Task requirements => Would you quote the material below in full and unchanged?

* START Data lines *

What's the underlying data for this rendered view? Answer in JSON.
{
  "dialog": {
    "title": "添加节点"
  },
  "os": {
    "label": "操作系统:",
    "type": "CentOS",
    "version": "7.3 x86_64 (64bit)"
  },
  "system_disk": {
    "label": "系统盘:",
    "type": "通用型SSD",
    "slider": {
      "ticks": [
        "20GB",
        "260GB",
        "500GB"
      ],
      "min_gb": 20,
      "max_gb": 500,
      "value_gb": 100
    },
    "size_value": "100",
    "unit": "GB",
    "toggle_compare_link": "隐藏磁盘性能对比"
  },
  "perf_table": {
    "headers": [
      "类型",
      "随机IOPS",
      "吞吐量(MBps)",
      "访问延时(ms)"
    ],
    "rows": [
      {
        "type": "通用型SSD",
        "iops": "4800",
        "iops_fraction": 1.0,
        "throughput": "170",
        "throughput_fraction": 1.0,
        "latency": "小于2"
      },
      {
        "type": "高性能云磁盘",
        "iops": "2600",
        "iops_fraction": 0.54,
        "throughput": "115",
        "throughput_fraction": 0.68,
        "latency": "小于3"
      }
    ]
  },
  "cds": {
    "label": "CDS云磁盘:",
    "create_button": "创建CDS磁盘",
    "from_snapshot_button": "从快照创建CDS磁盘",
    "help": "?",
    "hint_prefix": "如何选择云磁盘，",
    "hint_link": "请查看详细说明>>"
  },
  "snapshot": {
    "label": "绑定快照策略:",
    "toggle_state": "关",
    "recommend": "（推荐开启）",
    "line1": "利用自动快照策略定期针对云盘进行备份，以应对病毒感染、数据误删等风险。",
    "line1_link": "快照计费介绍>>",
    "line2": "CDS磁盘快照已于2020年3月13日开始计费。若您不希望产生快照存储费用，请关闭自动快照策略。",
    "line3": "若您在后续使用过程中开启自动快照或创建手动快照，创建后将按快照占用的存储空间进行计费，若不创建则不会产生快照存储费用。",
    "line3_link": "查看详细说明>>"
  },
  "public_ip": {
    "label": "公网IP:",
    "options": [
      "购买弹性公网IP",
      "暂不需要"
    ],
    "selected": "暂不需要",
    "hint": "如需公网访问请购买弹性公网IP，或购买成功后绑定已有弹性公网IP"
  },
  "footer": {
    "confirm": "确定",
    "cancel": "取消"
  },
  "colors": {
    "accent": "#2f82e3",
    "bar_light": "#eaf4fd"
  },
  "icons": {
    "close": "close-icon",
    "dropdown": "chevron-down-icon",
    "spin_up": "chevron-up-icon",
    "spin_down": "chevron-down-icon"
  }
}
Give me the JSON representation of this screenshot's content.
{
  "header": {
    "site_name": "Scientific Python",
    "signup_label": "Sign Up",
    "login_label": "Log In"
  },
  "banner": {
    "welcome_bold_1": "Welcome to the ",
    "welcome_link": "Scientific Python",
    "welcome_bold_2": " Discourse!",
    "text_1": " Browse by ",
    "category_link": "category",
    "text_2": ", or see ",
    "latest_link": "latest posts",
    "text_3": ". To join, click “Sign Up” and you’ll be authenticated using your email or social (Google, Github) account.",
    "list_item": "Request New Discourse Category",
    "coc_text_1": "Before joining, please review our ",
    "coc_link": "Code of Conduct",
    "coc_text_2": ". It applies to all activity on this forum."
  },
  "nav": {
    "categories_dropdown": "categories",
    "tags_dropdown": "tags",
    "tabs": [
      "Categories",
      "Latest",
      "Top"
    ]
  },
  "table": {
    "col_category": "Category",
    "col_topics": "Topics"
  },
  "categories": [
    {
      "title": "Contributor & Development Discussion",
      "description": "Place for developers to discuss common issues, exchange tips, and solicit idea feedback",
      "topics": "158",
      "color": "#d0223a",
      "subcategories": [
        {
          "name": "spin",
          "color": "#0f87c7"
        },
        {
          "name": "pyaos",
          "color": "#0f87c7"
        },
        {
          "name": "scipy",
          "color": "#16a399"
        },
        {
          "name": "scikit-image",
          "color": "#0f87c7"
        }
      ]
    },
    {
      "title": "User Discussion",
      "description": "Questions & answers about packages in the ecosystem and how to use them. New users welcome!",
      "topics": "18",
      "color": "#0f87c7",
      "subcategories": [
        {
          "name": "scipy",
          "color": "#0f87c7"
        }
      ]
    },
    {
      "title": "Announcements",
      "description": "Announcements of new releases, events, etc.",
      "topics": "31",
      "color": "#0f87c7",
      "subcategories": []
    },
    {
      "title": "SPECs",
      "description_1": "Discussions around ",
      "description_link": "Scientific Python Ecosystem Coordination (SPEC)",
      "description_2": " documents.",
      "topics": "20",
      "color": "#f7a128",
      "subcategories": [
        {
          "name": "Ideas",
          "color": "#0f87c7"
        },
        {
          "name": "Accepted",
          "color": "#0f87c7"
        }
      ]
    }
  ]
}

* END Data lines *

Result for this task =>
What's the underlying data for this rendered view? Answer in JSON.
{
  "dialog": {
    "title": "添加节点"
  },
  "os": {
    "label": "操作系统:",
    "type": "CentOS",
    "version": "7.3 x86_64 (64bit)"
  },
  "system_disk": {
    "label": "系统盘:",
    "type": "通用型SSD",
    "slider": {
      "ticks": [
        "20GB",
        "260GB",
        "500GB"
      ],
      "min_gb": 20,
      "max_gb": 500,
      "value_gb": 100
    },
    "size_value": "100",
    "unit": "GB",
    "toggle_compare_link": "隐藏磁盘性能对比"
  },
  "perf_table": {
    "headers": [
      "类型",
      "随机IOPS",
      "吞吐量(MBps)",
      "访问延时(ms)"
    ],
    "rows": [
      {
        "type": "通用型SSD",
        "iops": "4800",
        "iops_fraction": 1.0,
        "throughput": "170",
        "throughput_fraction": 1.0,
        "latency": "小于2"
      },
      {
        "type": "高性能云磁盘",
        "iops": "2600",
        "iops_fraction": 0.54,
        "throughput": "115",
        "throughput_fraction": 0.68,
        "latency": "小于3"
      }
    ]
  },
  "cds": {
    "label": "CDS云磁盘:",
    "create_button": "创建CDS磁盘",
    "from_snapshot_button": "从快照创建CDS磁盘",
    "help": "?",
    "hint_prefix": "如何选择云磁盘，",
    "hint_link": "请查看详细说明>>"
  },
  "snapshot": {
    "label": "绑定快照策略:",
    "toggle_state": "关",
    "recommend": "（推荐开启）",
    "line1": "利用自动快照策略定期针对云盘进行备份，以应对病毒感染、数据误删等风险。",
    "line1_link": "快照计费介绍>>",
    "line2": "CDS磁盘快照已于2020年3月13日开始计费。若您不希望产生快照存储费用，请关闭自动快照策略。",
    "line3": "若您在后续使用过程中开启自动快照或创建手动快照，创建后将按快照占用的存储空间进行计费，若不创建则不会产生快照存储费用。",
    "line3_link": "查看详细说明>>"
  },
  "public_ip": {
    "label": "公网IP:",
    "options": [
      "购买弹性公网IP",
      "暂不需要"
    ],
    "selected": "暂不需要",
    "hint": "如需公网访问请购买弹性公网IP，或购买成功后绑定已有弹性公网IP"
  },
  "footer": {
    "confirm": "确定",
    "cancel": "取消"
  },
  "colors": {
    "accent": "#2f82e3",
    "bar_light": "#eaf4fd"
  },
  "icons": {
    "close": "close-icon",
    "dropdown": "chevron-down-icon",
    "spin_up": "chevron-up-icon",
    "spin_down": "chevron-down-icon"
  }
}
Give me the JSON representation of this screenshot's content.
{
  "header": {
    "site_name": "Scientific Python",
    "signup_label": "Sign Up",
    "login_label": "Log In"
  },
  "banner": {
    "welcome_bold_1": "Welcome to the ",
    "welcome_link": "Scientific Python",
    "welcome_bold_2": " Discourse!",
    "text_1": " Browse by ",
    "category_link": "category",
    "text_2": ", or see ",
    "latest_link": "latest posts",
    "text_3": ". To join, click “Sign Up” and you’ll be authenticated using your email or social (Google, Github) account.",
    "list_item": "Request New Discourse Category",
    "coc_text_1": "Before joining, please review our ",
    "coc_link": "Code of Conduct",
    "coc_text_2": ". It applies to all activity on this forum."
  },
  "nav": {
    "categories_dropdown": "categories",
    "tags_dropdown": "tags",
    "tabs": [
      "Categories",
      "Latest",
      "Top"
    ]
  },
  "table": {
    "col_category": "Category",
    "col_topics": "Topics"
  },
  "categories": [
    {
      "title": "Contributor & Development Discussion",
      "description": "Place for developers to discuss common issues, exchange tips, and solicit idea feedback",
      "topics": "158",
      "color": "#d0223a",
      "subcategories": [
        {
          "name": "spin",
          "color": "#0f87c7"
        },
        {
          "name": "pyaos",
          "color": "#0f87c7"
        },
        {
          "name": "scipy",
          "color": "#16a399"
        },
        {
          "name": "scikit-image",
          "color": "#0f87c7"
        }
      ]
    },
    {
      "title": "User Discussion",
      "description": "Questions & answers about packages in the ecosystem and how to use them. New users welcome!",
      "topics": "18",
      "color": "#0f87c7",
      "subcategories": [
        {
          "name": "scipy",
          "color": "#0f87c7"
        }
      ]
    },
    {
      "title": "Announcements",
      "description": "Announcements of new releases, events, etc.",
      "topics": "31",
      "color": "#0f87c7",
      "subcategories": []
    },
    {
      "title": "SPECs",
      "description_1": "Discussions around ",
      "description_link": "Scientific Python Ecosystem Coordination (SPEC)",
      "description_2": " documents.",
      "topics": "20",
      "color": "#f7a128",
      "subcategories": [
        {
          "name": "Ideas",
          "color": "#0f87c7"
        },
        {
          "name": "Accepted",
          "color": "#0f87c7"
        }
      ]
    }
  ]
}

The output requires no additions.